> Task requirements
Reproduce the material below from its first line through the line that contains "312, 305, 364]", keeping both of those lines, and give back nothing else.

> Data drawn from a collection
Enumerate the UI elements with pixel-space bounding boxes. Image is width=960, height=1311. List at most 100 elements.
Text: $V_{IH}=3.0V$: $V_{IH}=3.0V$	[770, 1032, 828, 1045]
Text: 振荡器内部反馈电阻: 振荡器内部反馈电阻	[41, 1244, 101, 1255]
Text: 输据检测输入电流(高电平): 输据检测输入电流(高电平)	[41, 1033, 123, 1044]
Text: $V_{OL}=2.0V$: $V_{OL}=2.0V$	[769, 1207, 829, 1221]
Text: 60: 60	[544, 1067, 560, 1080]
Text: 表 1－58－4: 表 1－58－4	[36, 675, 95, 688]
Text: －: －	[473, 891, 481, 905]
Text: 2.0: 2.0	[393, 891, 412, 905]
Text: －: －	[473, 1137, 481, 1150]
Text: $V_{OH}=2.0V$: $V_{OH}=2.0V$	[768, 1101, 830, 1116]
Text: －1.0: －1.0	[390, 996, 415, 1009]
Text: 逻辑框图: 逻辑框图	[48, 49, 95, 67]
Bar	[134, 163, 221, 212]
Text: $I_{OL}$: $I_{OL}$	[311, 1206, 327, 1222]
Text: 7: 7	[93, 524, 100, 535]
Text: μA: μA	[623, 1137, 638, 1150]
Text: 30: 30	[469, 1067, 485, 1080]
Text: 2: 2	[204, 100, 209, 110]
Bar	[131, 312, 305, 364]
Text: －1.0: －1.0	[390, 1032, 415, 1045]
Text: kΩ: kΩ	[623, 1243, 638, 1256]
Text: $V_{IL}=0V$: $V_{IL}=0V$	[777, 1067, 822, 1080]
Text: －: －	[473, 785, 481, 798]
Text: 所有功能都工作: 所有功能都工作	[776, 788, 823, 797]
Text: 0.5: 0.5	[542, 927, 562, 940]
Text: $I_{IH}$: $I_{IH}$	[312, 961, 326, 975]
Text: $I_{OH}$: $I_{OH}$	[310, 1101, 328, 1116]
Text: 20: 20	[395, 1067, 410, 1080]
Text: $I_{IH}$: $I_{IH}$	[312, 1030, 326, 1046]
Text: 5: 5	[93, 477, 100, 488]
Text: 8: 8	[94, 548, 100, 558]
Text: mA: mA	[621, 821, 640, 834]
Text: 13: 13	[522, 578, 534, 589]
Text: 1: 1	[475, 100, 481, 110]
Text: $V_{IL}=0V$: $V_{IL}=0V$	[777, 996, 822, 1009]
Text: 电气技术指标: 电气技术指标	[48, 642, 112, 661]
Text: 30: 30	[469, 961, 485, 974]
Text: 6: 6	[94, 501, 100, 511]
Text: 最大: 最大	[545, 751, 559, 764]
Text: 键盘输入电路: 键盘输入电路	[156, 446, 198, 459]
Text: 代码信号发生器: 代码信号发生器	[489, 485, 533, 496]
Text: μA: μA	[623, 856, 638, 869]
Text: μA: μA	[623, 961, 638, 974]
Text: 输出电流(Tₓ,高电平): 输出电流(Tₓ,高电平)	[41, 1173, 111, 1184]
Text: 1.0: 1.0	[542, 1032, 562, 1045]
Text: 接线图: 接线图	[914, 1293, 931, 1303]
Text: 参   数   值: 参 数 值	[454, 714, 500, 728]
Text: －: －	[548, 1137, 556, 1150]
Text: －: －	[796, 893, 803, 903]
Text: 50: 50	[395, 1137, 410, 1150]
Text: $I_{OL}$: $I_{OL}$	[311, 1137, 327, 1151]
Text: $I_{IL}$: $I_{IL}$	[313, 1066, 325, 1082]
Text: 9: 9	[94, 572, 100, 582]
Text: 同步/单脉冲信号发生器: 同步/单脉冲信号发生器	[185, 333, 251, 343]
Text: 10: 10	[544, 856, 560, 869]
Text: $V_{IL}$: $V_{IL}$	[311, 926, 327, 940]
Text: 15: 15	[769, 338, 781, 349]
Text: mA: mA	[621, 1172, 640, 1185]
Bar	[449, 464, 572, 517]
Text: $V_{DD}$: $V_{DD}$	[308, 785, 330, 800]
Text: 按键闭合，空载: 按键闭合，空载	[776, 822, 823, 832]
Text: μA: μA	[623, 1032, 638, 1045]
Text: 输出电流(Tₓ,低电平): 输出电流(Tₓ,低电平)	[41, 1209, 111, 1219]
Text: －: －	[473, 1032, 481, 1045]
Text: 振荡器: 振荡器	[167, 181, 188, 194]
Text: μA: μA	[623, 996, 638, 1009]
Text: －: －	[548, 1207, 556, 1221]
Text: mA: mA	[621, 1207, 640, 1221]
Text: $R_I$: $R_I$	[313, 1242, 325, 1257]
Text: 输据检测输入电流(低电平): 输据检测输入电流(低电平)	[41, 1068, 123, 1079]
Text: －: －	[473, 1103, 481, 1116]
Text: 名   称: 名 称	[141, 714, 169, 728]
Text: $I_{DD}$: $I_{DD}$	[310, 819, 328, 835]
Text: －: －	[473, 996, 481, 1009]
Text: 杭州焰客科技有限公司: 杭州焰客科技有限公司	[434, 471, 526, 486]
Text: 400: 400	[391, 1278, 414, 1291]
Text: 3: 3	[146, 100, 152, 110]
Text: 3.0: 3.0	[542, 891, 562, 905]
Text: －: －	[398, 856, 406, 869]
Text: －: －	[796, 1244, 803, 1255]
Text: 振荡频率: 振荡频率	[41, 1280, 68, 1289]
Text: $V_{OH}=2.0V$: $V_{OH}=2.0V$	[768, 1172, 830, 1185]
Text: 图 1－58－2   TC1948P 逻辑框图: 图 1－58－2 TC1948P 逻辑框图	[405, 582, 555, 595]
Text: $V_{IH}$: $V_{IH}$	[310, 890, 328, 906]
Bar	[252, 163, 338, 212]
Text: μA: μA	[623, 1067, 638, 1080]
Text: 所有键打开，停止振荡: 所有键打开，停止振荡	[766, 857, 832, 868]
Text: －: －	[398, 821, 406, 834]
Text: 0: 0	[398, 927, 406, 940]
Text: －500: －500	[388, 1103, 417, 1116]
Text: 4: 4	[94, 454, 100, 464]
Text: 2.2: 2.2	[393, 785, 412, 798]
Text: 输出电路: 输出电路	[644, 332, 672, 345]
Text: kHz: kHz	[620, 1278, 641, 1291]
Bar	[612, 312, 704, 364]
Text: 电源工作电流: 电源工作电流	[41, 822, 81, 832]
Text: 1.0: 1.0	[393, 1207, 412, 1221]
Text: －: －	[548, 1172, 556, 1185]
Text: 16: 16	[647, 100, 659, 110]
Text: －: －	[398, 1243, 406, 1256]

> Answer for this exercise
Enumerate the UI elements with pixel-space bounding boxes. Image is width=960, height=1311. List at most 100 elements.
Text: $V_{IH}=3.0V$: $V_{IH}=3.0V$	[770, 1032, 828, 1045]
Text: 振荡器内部反馈电阻: 振荡器内部反馈电阻	[41, 1244, 101, 1255]
Text: 输据检测输入电流(高电平): 输据检测输入电流(高电平)	[41, 1033, 123, 1044]
Text: $V_{OL}=2.0V$: $V_{OL}=2.0V$	[769, 1207, 829, 1221]
Text: 60: 60	[544, 1067, 560, 1080]
Text: 表 1－58－4: 表 1－58－4	[36, 675, 95, 688]
Text: －: －	[473, 891, 481, 905]
Text: 2.0: 2.0	[393, 891, 412, 905]
Text: －: －	[473, 1137, 481, 1150]
Text: $V_{OH}=2.0V$: $V_{OH}=2.0V$	[768, 1101, 830, 1116]
Text: －1.0: －1.0	[390, 996, 415, 1009]
Text: 逻辑框图: 逻辑框图	[48, 49, 95, 67]
Bar	[134, 163, 221, 212]
Text: $I_{OL}$: $I_{OL}$	[311, 1206, 327, 1222]
Text: 7: 7	[93, 524, 100, 535]
Text: μA: μA	[623, 1137, 638, 1150]
Text: 30: 30	[469, 1067, 485, 1080]
Text: 2: 2	[204, 100, 209, 110]
Bar	[131, 312, 305, 364]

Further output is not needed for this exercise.